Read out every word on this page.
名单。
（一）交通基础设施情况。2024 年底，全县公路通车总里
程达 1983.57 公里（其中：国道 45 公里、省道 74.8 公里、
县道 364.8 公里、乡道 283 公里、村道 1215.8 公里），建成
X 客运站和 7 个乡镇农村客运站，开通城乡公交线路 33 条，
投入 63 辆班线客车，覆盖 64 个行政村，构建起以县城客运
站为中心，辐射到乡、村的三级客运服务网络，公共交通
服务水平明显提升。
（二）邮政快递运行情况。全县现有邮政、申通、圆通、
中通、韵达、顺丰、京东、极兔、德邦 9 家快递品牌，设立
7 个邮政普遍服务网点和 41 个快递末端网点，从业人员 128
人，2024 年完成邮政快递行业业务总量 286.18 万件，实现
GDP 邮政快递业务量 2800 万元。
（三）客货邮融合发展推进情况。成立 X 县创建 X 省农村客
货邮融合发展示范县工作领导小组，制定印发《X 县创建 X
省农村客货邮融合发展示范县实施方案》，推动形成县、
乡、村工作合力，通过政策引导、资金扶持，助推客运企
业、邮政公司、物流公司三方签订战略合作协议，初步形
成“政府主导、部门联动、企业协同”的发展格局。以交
------------
> **Problem**
Repeat the listing in full, keeping every line exactly as it is.

> **The completed task**
Read out every word on this page.
名单。
（一）交通基础设施情况。2024 年底，全县公路通车总里
程达 1983.57 公里（其中：国道 45 公里、省道 74.8 公里、
县道 364.8 公里、乡道 283 公里、村道 1215.8 公里），建成
X 客运站和 7 个乡镇农村客运站，开通城乡公交线路 33 条，
投入 63 辆班线客车，覆盖 64 个行政村，构建起以县城客运
站为中心，辐射到乡、村的三级客运服务网络，公共交通
服务水平明显提升。
（二）邮政快递运行情况。全县现有邮政、申通、圆通、
中通、韵达、顺丰、京东、极兔、德邦 9 家快递品牌，设立
7 个邮政普遍服务网点和 41 个快递末端网点，从业人员 128
人，2024 年完成邮政快递行业业务总量 286.18 万件，实现
GDP 邮政快递业务量 2800 万元。
（三）客货邮融合发展推进情况。成立 X 县创建 X 省农村客
货邮融合发展示范县工作领导小组，制定印发《X 县创建 X
省农村客货邮融合发展示范县实施方案》，推动形成县、
乡、村工作合力，通过政策引导、资金扶持，助推客运企
业、邮政公司、物流公司三方签订战略合作协议，初步形
成“政府主导、部门联动、企业协同”的发展格局。以交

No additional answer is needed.